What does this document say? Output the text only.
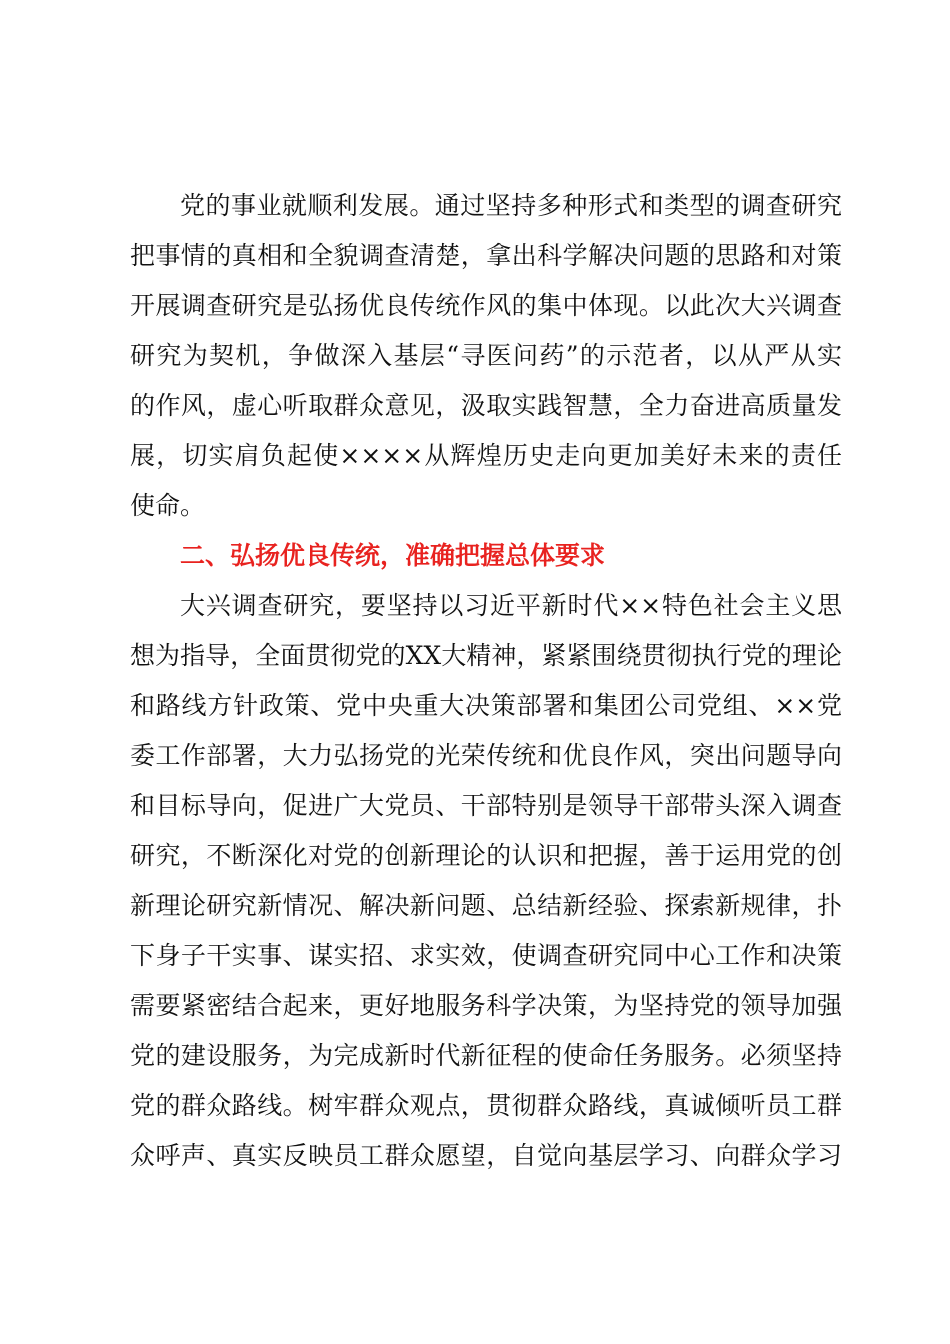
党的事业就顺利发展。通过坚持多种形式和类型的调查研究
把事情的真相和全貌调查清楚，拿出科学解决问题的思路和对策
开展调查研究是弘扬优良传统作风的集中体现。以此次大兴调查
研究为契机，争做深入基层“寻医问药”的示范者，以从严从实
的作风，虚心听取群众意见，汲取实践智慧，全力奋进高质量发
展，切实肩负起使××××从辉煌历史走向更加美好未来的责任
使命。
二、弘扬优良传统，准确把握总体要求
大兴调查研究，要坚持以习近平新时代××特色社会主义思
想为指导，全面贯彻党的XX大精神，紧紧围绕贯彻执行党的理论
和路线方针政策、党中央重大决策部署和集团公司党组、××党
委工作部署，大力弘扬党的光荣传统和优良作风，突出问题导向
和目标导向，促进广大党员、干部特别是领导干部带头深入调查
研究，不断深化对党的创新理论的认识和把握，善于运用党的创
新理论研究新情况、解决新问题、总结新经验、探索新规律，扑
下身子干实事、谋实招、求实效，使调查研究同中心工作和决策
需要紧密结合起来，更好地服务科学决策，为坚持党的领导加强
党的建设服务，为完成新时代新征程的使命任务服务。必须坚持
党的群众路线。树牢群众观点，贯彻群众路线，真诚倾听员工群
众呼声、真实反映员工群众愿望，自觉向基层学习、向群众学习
========================================
• TASK
Output a faithful copy of the data, with each picture left out.

• TASK ANSWER
What does this document say? Output the text only.
党的事业就顺利发展。通过坚持多种形式和类型的调查研究
把事情的真相和全貌调查清楚，拿出科学解决问题的思路和对策
开展调查研究是弘扬优良传统作风的集中体现。以此次大兴调查
研究为契机，争做深入基层“寻医问药”的示范者，以从严从实
的作风，虚心听取群众意见，汲取实践智慧，全力奋进高质量发
展，切实肩负起使××××从辉煌历史走向更加美好未来的责任
使命。
二、弘扬优良传统，准确把握总体要求
大兴调查研究，要坚持以习近平新时代××特色社会主义思
想为指导，全面贯彻党的XX大精神，紧紧围绕贯彻执行党的理论
和路线方针政策、党中央重大决策部署和集团公司党组、××党
委工作部署，大力弘扬党的光荣传统和优良作风，突出问题导向
和目标导向，促进广大党员、干部特别是领导干部带头深入调查
研究，不断深化对党的创新理论的认识和把握，善于运用党的创
新理论研究新情况、解决新问题、总结新经验、探索新规律，扑
下身子干实事、谋实招、求实效，使调查研究同中心工作和决策
需要紧密结合起来，更好地服务科学决策，为坚持党的领导加强
党的建设服务，为完成新时代新征程的使命任务服务。必须坚持
党的群众路线。树牢群众观点，贯彻群众路线，真诚倾听员工群
众呼声、真实反映员工群众愿望，自觉向基层学习、向群众学习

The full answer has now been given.